§ PROVIDED ENTRIES:
• • • • • • •

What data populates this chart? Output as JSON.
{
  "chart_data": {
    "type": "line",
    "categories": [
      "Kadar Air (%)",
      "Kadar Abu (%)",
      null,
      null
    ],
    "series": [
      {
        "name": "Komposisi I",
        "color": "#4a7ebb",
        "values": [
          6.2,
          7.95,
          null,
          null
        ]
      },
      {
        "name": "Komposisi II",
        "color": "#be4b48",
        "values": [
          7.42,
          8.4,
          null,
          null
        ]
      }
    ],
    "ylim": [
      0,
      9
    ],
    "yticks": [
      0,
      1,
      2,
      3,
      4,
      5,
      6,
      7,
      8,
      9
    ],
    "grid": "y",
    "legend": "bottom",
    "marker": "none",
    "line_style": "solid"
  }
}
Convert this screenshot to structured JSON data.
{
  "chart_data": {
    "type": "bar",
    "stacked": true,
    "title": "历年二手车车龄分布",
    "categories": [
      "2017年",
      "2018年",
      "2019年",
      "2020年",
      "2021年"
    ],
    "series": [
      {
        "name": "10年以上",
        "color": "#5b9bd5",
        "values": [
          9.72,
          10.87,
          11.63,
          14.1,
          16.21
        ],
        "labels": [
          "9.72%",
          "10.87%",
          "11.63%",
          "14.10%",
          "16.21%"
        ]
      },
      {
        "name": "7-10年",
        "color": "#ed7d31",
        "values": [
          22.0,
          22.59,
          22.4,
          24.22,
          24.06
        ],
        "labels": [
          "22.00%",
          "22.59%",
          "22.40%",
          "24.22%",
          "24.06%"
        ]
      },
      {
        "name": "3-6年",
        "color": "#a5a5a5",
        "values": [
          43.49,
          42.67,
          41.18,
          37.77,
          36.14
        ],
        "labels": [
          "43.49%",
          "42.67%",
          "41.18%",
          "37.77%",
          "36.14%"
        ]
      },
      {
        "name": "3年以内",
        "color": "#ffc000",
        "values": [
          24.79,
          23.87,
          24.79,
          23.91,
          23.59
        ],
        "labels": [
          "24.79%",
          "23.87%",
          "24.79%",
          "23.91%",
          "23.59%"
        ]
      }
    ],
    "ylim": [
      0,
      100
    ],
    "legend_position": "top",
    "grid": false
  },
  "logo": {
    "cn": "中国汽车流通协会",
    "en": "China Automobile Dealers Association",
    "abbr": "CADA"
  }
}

• • • • • • •

§ SET PROBLEM:
Copy the material above back out, exactly as written.

§ SOLVED PROBLEM:
What data populates this chart? Output as JSON.
{
  "chart_data": {
    "type": "line",
    "categories": [
      "Kadar Air (%)",
      "Kadar Abu (%)",
      null,
      null
    ],
    "series": [
      {
        "name": "Komposisi I",
        "color": "#4a7ebb",
        "values": [
          6.2,
          7.95,
          null,
          null
        ]
      },
      {
        "name": "Komposisi II",
        "color": "#be4b48",
        "values": [
          7.42,
          8.4,
          null,
          null
        ]
      }
    ],
    "ylim": [
      0,
      9
    ],
    "yticks": [
      0,
      1,
      2,
      3,
      4,
      5,
      6,
      7,
      8,
      9
    ],
    "grid": "y",
    "legend": "bottom",
    "marker": "none",
    "line_style": "solid"
  }
}
Convert this screenshot to structured JSON data.
{
  "chart_data": {
    "type": "bar",
    "stacked": true,
    "title": "历年二手车车龄分布",
    "categories": [
      "2017年",
      "2018年",
      "2019年",
      "2020年",
      "2021年"
    ],
    "series": [
      {
        "name": "10年以上",
        "color": "#5b9bd5",
        "values": [
          9.72,
          10.87,
          11.63,
          14.1,
          16.21
        ],
        "labels": [
          "9.72%",
          "10.87%",
          "11.63%",
          "14.10%",
          "16.21%"
        ]
      },
      {
        "name": "7-10年",
        "color": "#ed7d31",
        "values": [
          22.0,
          22.59,
          22.4,
          24.22,
          24.06
        ],
        "labels": [
          "22.00%",
          "22.59%",
          "22.40%",
          "24.22%",
          "24.06%"
        ]
      },
      {
        "name": "3-6年",
        "color": "#a5a5a5",
        "values": [
          43.49,
          42.67,
          41.18,
          37.77,
          36.14
        ],
        "labels": [
          "43.49%",
          "42.67%",
          "41.18%",
          "37.77%",
          "36.14%"
        ]
      },
      {
        "name": "3年以内",
        "color": "#ffc000",
        "values": [
          24.79,
          23.87,
          24.79,
          23.91,
          23.59
        ],
        "labels": [
          "24.79%",
          "23.87%",
          "24.79%",
          "23.91%",
          "23.59%"
        ]
      }
    ],
    "ylim": [
      0,
      100
    ],
    "legend_position": "top",
    "grid": false
  },
  "logo": {
    "cn": "中国汽车流通协会",
    "en": "China Automobile Dealers Association",
    "abbr": "CADA"
  }
}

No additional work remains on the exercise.